> **Task inputs**:
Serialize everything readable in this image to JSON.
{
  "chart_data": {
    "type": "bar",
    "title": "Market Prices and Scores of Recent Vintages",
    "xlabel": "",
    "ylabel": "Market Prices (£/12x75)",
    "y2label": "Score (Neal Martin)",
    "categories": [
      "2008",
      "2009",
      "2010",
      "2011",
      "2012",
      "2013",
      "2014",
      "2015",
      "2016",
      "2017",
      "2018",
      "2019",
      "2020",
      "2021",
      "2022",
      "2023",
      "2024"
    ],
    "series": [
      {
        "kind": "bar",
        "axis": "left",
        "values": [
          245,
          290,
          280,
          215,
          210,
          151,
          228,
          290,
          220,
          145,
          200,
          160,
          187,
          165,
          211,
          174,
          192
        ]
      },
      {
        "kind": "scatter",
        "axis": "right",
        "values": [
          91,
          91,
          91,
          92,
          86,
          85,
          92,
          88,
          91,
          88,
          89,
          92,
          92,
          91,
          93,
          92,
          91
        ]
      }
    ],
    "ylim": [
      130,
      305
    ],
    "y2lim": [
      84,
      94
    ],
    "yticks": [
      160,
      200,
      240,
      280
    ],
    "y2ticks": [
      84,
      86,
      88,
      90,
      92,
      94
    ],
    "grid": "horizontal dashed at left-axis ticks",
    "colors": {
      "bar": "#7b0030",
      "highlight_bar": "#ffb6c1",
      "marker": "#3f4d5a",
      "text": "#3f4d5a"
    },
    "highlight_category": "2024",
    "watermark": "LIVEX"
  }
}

> **Problem requirements**: Produce an exact copy of the whole listing.

> **Correct output**:
Serialize everything readable in this image to JSON.
{
  "chart_data": {
    "type": "bar",
    "title": "Market Prices and Scores of Recent Vintages",
    "xlabel": "",
    "ylabel": "Market Prices (£/12x75)",
    "y2label": "Score (Neal Martin)",
    "categories": [
      "2008",
      "2009",
      "2010",
      "2011",
      "2012",
      "2013",
      "2014",
      "2015",
      "2016",
      "2017",
      "2018",
      "2019",
      "2020",
      "2021",
      "2022",
      "2023",
      "2024"
    ],
    "series": [
      {
        "kind": "bar",
        "axis": "left",
        "values": [
          245,
          290,
          280,
          215,
          210,
          151,
          228,
          290,
          220,
          145,
          200,
          160,
          187,
          165,
          211,
          174,
          192
        ]
      },
      {
        "kind": "scatter",
        "axis": "right",
        "values": [
          91,
          91,
          91,
          92,
          86,
          85,
          92,
          88,
          91,
          88,
          89,
          92,
          92,
          91,
          93,
          92,
          91
        ]
      }
    ],
    "ylim": [
      130,
      305
    ],
    "y2lim": [
      84,
      94
    ],
    "yticks": [
      160,
      200,
      240,
      280
    ],
    "y2ticks": [
      84,
      86,
      88,
      90,
      92,
      94
    ],
    "grid": "horizontal dashed at left-axis ticks",
    "colors": {
      "bar": "#7b0030",
      "highlight_bar": "#ffb6c1",
      "marker": "#3f4d5a",
      "text": "#3f4d5a"
    },
    "highlight_category": "2024",
    "watermark": "LIVEX"
  }
}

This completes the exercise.